**Task prompt:** Listed below are entries; give the number of lines among them that include "page", and only that number.

**Dataset records:**
****************

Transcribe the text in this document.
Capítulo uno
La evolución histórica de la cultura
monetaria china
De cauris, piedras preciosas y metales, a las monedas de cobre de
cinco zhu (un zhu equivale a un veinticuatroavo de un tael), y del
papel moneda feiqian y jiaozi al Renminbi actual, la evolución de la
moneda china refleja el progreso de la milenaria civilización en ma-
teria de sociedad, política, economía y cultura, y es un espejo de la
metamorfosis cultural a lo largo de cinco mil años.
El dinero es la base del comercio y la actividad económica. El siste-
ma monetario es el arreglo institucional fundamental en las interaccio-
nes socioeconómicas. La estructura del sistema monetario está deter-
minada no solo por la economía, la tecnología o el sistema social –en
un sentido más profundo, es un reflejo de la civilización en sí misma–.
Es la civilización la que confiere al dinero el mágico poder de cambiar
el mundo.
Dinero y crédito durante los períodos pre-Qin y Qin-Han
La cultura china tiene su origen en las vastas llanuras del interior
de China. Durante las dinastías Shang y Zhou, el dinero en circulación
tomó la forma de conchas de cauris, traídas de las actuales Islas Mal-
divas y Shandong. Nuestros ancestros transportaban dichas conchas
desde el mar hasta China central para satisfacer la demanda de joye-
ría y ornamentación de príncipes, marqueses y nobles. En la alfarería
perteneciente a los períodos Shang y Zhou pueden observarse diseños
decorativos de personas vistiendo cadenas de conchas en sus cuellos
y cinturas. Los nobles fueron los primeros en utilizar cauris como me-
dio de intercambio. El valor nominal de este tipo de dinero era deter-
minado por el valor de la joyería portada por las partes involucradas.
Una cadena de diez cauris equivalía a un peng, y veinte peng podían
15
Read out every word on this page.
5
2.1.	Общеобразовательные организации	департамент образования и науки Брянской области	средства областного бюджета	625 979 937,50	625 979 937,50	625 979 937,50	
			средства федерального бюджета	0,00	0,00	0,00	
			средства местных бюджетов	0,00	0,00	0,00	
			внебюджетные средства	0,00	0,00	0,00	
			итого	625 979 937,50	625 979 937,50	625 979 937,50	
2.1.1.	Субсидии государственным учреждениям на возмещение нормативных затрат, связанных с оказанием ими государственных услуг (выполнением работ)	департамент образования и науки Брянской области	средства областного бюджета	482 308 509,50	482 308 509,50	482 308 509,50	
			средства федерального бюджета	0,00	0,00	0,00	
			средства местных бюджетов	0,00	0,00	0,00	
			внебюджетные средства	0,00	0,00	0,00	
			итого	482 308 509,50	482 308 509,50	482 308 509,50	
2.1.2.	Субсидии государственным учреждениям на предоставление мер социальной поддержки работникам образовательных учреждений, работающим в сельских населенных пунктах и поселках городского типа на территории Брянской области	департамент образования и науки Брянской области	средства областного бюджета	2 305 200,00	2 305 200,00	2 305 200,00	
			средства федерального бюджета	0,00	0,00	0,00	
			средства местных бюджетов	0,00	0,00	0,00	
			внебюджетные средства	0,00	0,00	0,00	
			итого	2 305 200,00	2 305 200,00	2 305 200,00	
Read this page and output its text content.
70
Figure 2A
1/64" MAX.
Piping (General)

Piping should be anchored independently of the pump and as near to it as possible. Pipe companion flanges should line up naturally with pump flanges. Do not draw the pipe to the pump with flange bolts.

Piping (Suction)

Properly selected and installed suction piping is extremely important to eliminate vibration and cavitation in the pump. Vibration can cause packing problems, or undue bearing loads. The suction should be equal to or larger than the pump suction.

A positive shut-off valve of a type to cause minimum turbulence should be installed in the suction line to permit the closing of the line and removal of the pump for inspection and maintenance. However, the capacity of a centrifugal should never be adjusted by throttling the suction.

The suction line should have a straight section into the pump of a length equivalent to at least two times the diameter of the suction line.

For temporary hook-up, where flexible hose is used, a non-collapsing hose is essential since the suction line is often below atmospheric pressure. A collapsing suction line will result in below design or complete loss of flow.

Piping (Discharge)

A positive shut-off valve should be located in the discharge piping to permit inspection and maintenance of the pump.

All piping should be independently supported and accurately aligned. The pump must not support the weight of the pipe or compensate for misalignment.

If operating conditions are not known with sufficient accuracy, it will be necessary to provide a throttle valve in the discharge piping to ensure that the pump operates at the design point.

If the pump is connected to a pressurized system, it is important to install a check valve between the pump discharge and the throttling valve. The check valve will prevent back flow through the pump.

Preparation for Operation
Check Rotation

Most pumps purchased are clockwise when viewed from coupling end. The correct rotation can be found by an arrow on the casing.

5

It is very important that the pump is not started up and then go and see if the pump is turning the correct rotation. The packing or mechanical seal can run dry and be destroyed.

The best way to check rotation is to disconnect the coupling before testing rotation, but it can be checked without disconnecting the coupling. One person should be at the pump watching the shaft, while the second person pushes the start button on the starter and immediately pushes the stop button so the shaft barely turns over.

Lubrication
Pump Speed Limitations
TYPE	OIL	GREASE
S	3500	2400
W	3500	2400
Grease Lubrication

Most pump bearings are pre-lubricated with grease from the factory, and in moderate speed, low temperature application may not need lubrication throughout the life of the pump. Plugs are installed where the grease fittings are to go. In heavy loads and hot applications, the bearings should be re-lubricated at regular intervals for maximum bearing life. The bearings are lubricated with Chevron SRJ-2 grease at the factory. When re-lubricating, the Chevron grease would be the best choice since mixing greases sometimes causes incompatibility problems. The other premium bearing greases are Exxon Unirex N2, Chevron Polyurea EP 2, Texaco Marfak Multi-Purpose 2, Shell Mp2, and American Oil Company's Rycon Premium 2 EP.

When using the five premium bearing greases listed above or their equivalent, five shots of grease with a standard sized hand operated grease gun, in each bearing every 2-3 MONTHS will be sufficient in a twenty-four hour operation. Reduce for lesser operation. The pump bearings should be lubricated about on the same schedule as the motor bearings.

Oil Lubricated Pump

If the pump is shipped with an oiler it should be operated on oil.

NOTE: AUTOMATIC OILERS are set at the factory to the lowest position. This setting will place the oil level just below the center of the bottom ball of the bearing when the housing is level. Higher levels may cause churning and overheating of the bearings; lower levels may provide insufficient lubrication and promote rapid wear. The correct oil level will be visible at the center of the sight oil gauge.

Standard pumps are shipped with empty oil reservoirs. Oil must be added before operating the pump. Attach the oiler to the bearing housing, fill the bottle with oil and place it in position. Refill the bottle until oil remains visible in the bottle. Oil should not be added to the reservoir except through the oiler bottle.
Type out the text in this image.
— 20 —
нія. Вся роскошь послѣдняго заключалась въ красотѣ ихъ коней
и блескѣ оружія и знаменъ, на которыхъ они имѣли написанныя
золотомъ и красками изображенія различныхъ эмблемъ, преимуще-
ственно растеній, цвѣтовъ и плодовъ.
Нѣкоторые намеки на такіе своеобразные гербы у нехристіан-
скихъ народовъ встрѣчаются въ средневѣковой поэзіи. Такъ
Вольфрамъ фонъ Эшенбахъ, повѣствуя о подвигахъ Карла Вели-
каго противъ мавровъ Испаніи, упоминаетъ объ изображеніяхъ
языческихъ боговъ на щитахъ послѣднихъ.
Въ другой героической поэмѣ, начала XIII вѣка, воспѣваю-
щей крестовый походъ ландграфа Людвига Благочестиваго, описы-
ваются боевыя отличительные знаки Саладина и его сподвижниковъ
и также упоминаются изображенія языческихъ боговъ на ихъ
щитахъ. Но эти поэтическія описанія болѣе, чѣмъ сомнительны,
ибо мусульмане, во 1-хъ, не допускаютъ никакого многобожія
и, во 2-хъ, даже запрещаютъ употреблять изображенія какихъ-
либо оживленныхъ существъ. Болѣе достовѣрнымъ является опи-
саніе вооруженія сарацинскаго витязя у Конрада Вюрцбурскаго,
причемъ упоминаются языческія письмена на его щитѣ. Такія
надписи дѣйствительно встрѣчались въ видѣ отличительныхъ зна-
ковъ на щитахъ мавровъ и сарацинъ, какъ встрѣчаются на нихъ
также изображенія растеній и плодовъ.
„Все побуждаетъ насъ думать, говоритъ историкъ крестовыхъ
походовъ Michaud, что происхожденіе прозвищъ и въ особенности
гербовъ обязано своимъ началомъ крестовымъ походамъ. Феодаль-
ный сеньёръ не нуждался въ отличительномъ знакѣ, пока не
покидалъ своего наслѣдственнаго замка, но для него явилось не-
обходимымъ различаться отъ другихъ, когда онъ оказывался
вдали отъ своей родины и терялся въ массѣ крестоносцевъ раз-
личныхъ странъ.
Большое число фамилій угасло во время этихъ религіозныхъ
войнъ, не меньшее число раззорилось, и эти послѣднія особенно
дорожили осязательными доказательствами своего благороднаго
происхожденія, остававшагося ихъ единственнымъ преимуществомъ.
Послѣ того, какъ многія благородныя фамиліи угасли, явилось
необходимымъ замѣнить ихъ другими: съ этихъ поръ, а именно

****************

**Answer to this exercise:** 2